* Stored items
——————

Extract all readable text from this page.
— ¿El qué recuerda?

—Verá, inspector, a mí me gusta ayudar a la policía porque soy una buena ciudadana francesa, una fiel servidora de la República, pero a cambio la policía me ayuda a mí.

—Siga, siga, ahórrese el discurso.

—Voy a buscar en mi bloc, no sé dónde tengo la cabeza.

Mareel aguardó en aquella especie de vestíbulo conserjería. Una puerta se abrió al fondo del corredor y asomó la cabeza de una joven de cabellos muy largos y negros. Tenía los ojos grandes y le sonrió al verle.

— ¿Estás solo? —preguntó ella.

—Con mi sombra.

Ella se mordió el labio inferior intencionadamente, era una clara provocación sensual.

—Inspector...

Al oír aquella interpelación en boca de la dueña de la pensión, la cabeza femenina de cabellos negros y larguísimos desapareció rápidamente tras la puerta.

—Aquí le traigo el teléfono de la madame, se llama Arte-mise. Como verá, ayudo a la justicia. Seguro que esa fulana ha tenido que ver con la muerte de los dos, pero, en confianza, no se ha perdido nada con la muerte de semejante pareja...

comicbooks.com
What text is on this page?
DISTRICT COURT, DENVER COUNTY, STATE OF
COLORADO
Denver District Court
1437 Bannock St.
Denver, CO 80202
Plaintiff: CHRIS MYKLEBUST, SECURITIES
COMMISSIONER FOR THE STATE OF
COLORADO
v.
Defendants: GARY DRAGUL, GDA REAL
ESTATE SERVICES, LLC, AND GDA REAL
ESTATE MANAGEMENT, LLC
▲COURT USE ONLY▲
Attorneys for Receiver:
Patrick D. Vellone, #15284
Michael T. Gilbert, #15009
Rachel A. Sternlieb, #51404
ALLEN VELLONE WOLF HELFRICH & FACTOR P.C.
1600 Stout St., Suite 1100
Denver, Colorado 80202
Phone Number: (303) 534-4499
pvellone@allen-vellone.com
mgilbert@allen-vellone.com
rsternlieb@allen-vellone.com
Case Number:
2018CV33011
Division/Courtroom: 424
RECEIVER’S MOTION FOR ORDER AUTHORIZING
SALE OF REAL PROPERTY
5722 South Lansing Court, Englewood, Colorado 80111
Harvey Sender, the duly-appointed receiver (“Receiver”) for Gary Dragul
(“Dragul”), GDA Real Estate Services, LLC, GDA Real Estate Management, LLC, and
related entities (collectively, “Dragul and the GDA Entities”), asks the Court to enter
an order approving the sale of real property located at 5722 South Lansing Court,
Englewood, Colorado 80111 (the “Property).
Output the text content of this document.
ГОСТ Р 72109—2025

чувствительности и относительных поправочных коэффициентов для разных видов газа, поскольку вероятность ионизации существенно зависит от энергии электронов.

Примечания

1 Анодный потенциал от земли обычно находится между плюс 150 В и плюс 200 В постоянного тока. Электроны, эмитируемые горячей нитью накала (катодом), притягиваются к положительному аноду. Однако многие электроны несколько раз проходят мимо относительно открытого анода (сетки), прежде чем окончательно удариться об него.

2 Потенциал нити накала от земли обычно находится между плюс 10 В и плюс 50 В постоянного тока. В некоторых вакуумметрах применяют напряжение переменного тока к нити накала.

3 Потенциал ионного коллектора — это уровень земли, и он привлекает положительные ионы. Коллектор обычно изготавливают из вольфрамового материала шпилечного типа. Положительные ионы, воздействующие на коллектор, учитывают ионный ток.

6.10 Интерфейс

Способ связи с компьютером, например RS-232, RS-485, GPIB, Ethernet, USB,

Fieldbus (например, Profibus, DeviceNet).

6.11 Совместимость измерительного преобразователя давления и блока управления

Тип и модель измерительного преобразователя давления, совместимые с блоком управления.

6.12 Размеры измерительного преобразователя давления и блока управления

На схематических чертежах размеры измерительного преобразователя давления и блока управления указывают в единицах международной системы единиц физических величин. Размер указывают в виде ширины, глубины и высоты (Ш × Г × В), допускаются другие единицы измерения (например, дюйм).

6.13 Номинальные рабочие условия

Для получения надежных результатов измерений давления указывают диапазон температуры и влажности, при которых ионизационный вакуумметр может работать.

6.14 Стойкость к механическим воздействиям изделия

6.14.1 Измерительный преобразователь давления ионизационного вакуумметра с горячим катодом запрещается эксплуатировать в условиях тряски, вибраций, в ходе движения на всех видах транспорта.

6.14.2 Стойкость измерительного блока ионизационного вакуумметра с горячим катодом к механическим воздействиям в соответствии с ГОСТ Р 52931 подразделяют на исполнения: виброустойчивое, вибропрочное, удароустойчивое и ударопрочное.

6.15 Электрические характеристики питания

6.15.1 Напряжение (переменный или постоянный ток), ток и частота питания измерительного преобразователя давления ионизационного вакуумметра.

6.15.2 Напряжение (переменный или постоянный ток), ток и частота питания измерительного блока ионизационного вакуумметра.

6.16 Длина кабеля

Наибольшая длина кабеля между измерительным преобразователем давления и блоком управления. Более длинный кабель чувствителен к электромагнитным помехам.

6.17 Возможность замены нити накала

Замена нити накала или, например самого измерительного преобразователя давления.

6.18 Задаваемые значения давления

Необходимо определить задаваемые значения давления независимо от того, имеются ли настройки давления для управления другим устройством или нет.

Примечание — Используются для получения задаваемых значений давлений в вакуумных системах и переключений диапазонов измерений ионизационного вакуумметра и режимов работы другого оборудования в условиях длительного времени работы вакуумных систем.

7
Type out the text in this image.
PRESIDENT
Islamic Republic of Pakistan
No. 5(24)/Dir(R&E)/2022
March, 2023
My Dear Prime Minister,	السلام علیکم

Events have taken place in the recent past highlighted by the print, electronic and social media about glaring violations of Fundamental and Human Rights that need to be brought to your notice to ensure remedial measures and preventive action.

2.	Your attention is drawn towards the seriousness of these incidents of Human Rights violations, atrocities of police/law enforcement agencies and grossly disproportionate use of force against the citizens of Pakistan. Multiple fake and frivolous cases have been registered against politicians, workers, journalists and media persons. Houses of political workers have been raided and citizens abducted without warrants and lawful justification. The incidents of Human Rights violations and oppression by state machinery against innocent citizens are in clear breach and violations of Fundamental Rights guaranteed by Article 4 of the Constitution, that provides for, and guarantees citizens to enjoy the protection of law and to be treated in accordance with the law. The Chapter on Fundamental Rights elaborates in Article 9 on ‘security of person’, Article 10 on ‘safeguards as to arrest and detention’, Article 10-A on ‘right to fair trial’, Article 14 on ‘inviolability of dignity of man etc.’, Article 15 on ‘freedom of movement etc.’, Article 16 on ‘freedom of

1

——————

* THE REQUEST
Copy out each line exactly as written.

* IN RESPONSE
Extract all readable text from this page.
— ¿El qué recuerda?

—Verá, inspector, a mí me gusta ayudar a la policía porque soy una buena ciudadana francesa, una fiel servidora de la República, pero a cambio la policía me ayuda a mí.

—Siga, siga, ahórrese el discurso.

—Voy a buscar en mi bloc, no sé dónde tengo la cabeza.

Mareel aguardó en aquella especie de vestíbulo conserjería. Una puerta se abrió al fondo del corredor y asomó la cabeza de una joven de cabellos muy largos y negros. Tenía los ojos grandes y le sonrió al verle.

— ¿Estás solo? —preguntó ella.

—Con mi sombra.

Ella se mordió el labio inferior intencionadamente, era una clara provocación sensual.

—Inspector...

Al oír aquella interpelación en boca de la dueña de la pensión, la cabeza femenina de cabellos negros y larguísimos desapareció rápidamente tras la puerta.

—Aquí le traigo el teléfono de la madame, se llama Arte-mise. Como verá, ayudo a la justicia. Seguro que esa fulana ha tenido que ver con la muerte de los dos, pero, en confianza, no se ha perdido nada con la muerte de semejante pareja...

comicbooks.com
What text is on this page?
DISTRICT COURT, DENVER COUNTY, STATE OF
COLORADO
Denver District Court
1437 Bannock St.
Denver, CO 80202
Plaintiff: CHRIS MYKLEBUST, SECURITIES
COMMISSIONER FOR THE STATE OF
COLORADO
v.
Defendants: GARY DRAGUL, GDA REAL
ESTATE SERVICES, LLC, AND GDA REAL
ESTATE MANAGEMENT, LLC
▲COURT USE ONLY▲
Attorneys for Receiver:
Patrick D. Vellone, #15284
Michael T. Gilbert, #15009
Rachel A. Sternlieb, #51404
ALLEN VELLONE WOLF HELFRICH & FACTOR P.C.
1600 Stout St., Suite 1100
Denver, Colorado 80202
Phone Number: (303) 534-4499
pvellone@allen-vellone.com
mgilbert@allen-vellone.com
rsternlieb@allen-vellone.com
Case Number:
2018CV33011
Division/Courtroom: 424
RECEIVER’S MOTION FOR ORDER AUTHORIZING
SALE OF REAL PROPERTY
5722 South Lansing Court, Englewood, Colorado 80111
Harvey Sender, the duly-appointed receiver (“Receiver”) for Gary Dragul
(“Dragul”), GDA Real Estate Services, LLC, GDA Real Estate Management, LLC, and
related entities (collectively, “Dragul and the GDA Entities”), asks the Court to enter
an order approving the sale of real property located at 5722 South Lansing Court,
Englewood, Colorado 80111 (the “Property).
Output the text content of this document.
ГОСТ Р 72109—2025

чувствительности и относительных поправочных коэффициентов для разных видов газа, поскольку вероятность ионизации существенно зависит от энергии электронов.

Примечания

1 Анодный потенциал от земли обычно находится между плюс 150 В и плюс 200 В постоянного тока. Электроны, эмитируемые горячей нитью накала (катодом), притягиваются к положительному аноду. Однако многие электроны несколько раз проходят мимо относительно открытого анода (сетки), прежде чем окончательно удариться об него.

2 Потенциал нити накала от земли обычно находится между плюс 10 В и плюс 50 В постоянного тока. В некоторых вакуумметрах применяют напряжение переменного тока к нити накала.

3 Потенциал ионного коллектора — это уровень земли, и он привлекает положительные ионы. Коллектор обычно изготавливают из вольфрамового материала шпилечного типа. Положительные ионы, воздействующие на коллектор, учитывают ионный ток.

6.10 Интерфейс

Способ связи с компьютером, например RS-232, RS-485, GPIB, Ethernet, USB,

Fieldbus (например, Profibus, DeviceNet).

6.11 Совместимость измерительного преобразователя давления и блока управления

Тип и модель измерительного преобразователя давления, совместимые с блоком управления.

6.12 Размеры измерительного преобразователя давления и блока управления

На схематических чертежах размеры измерительного преобразователя давления и блока управления указывают в единицах международной системы единиц физических величин. Размер указывают в виде ширины, глубины и высоты (Ш × Г × В), допускаются другие единицы измерения (например, дюйм).

6.13 Номинальные рабочие условия

Для получения надежных результатов измерений давления указывают диапазон температуры и влажности, при которых ионизационный вакуумметр может работать.

6.14 Стойкость к механическим воздействиям изделия

6.14.1 Измерительный преобразователь давления ионизационного вакуумметра с горячим катодом запрещается эксплуатировать в условиях тряски, вибраций, в ходе движения на всех видах транспорта.

6.14.2 Стойкость измерительного блока ионизационного вакуумметра с горячим катодом к механическим воздействиям в соответствии с ГОСТ Р 52931 подразделяют на исполнения: виброустойчивое, вибропрочное, удароустойчивое и ударопрочное.

6.15 Электрические характеристики питания

6.15.1 Напряжение (переменный или постоянный ток), ток и частота питания измерительного преобразователя давления ионизационного вакуумметра.

6.15.2 Напряжение (переменный или постоянный ток), ток и частота питания измерительного блока ионизационного вакуумметра.

6.16 Длина кабеля

Наибольшая длина кабеля между измерительным преобразователем давления и блоком управления. Более длинный кабель чувствителен к электромагнитным помехам.

6.17 Возможность замены нити накала

Замена нити накала или, например самого измерительного преобразователя давления.

6.18 Задаваемые значения давления

Необходимо определить задаваемые значения давления независимо от того, имеются ли настройки давления для управления другим устройством или нет.

Примечание — Используются для получения задаваемых значений давлений в вакуумных системах и переключений диапазонов измерений ионизационного вакуумметра и режимов работы другого оборудования в условиях длительного времени работы вакуумных систем.

7
Type out the text in this image.
PRESIDENT
Islamic Republic of Pakistan
No. 5(24)/Dir(R&E)/2022
March, 2023
My Dear Prime Minister,	السلام علیکم

Events have taken place in the recent past highlighted by the print, electronic and social media about glaring violations of Fundamental and Human Rights that need to be brought to your notice to ensure remedial measures and preventive action.

2.	Your attention is drawn towards the seriousness of these incidents of Human Rights violations, atrocities of police/law enforcement agencies and grossly disproportionate use of force against the citizens of Pakistan. Multiple fake and frivolous cases have been registered against politicians, workers, journalists and media persons. Houses of political workers have been raided and citizens abducted without warrants and lawful justification. The incidents of Human Rights violations and oppression by state machinery against innocent citizens are in clear breach and violations of Fundamental Rights guaranteed by Article 4 of the Constitution, that provides for, and guarantees citizens to enjoy the protection of law and to be treated in accordance with the law. The Chapter on Fundamental Rights elaborates in Article 9 on ‘security of person’, Article 10 on ‘safeguards as to arrest and detention’, Article 10-A on ‘right to fair trial’, Article 14 on ‘inviolability of dignity of man etc.’, Article 15 on ‘freedom of movement etc.’, Article 16 on ‘freedom of

1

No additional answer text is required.